§ AIM: Output the following lines of data word for word, keeping every line.

──────── EXERCISE DATA ────────

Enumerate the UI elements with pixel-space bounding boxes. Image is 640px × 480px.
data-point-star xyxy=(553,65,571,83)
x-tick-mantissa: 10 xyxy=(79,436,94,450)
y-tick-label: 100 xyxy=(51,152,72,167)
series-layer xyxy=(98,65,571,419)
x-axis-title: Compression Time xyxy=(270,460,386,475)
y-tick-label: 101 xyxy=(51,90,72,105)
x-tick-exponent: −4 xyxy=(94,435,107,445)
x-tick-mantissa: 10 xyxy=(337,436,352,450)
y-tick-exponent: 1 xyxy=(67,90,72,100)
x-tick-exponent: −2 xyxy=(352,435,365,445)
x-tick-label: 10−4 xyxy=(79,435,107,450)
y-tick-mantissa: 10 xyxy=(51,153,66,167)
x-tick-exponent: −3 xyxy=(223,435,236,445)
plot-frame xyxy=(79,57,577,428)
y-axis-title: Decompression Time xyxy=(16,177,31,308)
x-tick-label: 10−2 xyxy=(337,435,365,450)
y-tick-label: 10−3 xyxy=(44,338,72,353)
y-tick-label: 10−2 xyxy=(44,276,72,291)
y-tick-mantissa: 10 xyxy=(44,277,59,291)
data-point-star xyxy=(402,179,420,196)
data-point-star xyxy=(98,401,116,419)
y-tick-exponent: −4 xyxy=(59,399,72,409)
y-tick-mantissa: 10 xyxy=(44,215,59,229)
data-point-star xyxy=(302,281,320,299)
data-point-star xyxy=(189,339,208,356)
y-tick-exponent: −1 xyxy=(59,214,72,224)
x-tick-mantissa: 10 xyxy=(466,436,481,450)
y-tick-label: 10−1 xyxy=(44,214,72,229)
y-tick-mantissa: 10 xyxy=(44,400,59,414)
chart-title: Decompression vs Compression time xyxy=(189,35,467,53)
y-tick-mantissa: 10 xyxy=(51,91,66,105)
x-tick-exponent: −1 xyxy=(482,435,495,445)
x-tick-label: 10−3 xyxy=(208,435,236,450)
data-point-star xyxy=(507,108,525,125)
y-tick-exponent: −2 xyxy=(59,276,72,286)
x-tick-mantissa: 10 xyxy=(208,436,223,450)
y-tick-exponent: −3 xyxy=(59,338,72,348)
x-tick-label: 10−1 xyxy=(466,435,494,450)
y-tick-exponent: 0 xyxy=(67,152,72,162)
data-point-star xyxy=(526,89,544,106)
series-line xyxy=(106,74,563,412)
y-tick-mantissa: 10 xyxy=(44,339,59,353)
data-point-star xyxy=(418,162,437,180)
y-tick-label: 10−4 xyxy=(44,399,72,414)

────────

§ FINAL RESULT:
Enumerate the UI elements with pixel-space bounding boxes. Image is 640px × 480px.
data-point-star xyxy=(553,65,571,83)
x-tick-mantissa: 10 xyxy=(79,436,94,450)
y-tick-label: 100 xyxy=(51,152,72,167)
series-layer xyxy=(98,65,571,419)
x-axis-title: Compression Time xyxy=(270,460,386,475)
y-tick-label: 101 xyxy=(51,90,72,105)
x-tick-exponent: −4 xyxy=(94,435,107,445)
x-tick-mantissa: 10 xyxy=(337,436,352,450)
y-tick-exponent: 1 xyxy=(67,90,72,100)
x-tick-exponent: −2 xyxy=(352,435,365,445)
x-tick-label: 10−4 xyxy=(79,435,107,450)
y-tick-mantissa: 10 xyxy=(51,153,66,167)
x-tick-exponent: −3 xyxy=(223,435,236,445)
plot-frame xyxy=(79,57,577,428)
y-axis-title: Decompression Time xyxy=(16,177,31,308)
x-tick-label: 10−2 xyxy=(337,435,365,450)
y-tick-label: 10−3 xyxy=(44,338,72,353)
y-tick-label: 10−2 xyxy=(44,276,72,291)
y-tick-mantissa: 10 xyxy=(44,277,59,291)
data-point-star xyxy=(402,179,420,196)
data-point-star xyxy=(98,401,116,419)
y-tick-exponent: −4 xyxy=(59,399,72,409)
y-tick-mantissa: 10 xyxy=(44,215,59,229)
data-point-star xyxy=(302,281,320,299)
data-point-star xyxy=(189,339,208,356)
y-tick-exponent: −1 xyxy=(59,214,72,224)
x-tick-mantissa: 10 xyxy=(466,436,481,450)
y-tick-label: 10−1 xyxy=(44,214,72,229)
y-tick-mantissa: 10 xyxy=(44,400,59,414)
chart-title: Decompression vs Compression time xyxy=(189,35,467,53)
y-tick-mantissa: 10 xyxy=(51,91,66,105)
x-tick-exponent: −1 xyxy=(482,435,495,445)
x-tick-label: 10−3 xyxy=(208,435,236,450)
data-point-star xyxy=(507,108,525,125)
y-tick-exponent: −2 xyxy=(59,276,72,286)
x-tick-mantissa: 10 xyxy=(208,436,223,450)
y-tick-exponent: −3 xyxy=(59,338,72,348)
x-tick-label: 10−1 xyxy=(466,435,494,450)
y-tick-exponent: 0 xyxy=(67,152,72,162)
data-point-star xyxy=(526,89,544,106)
series-line xyxy=(106,74,563,412)
y-tick-mantissa: 10 xyxy=(44,339,59,353)
data-point-star xyxy=(418,162,437,180)
y-tick-label: 10−4 xyxy=(44,399,72,414)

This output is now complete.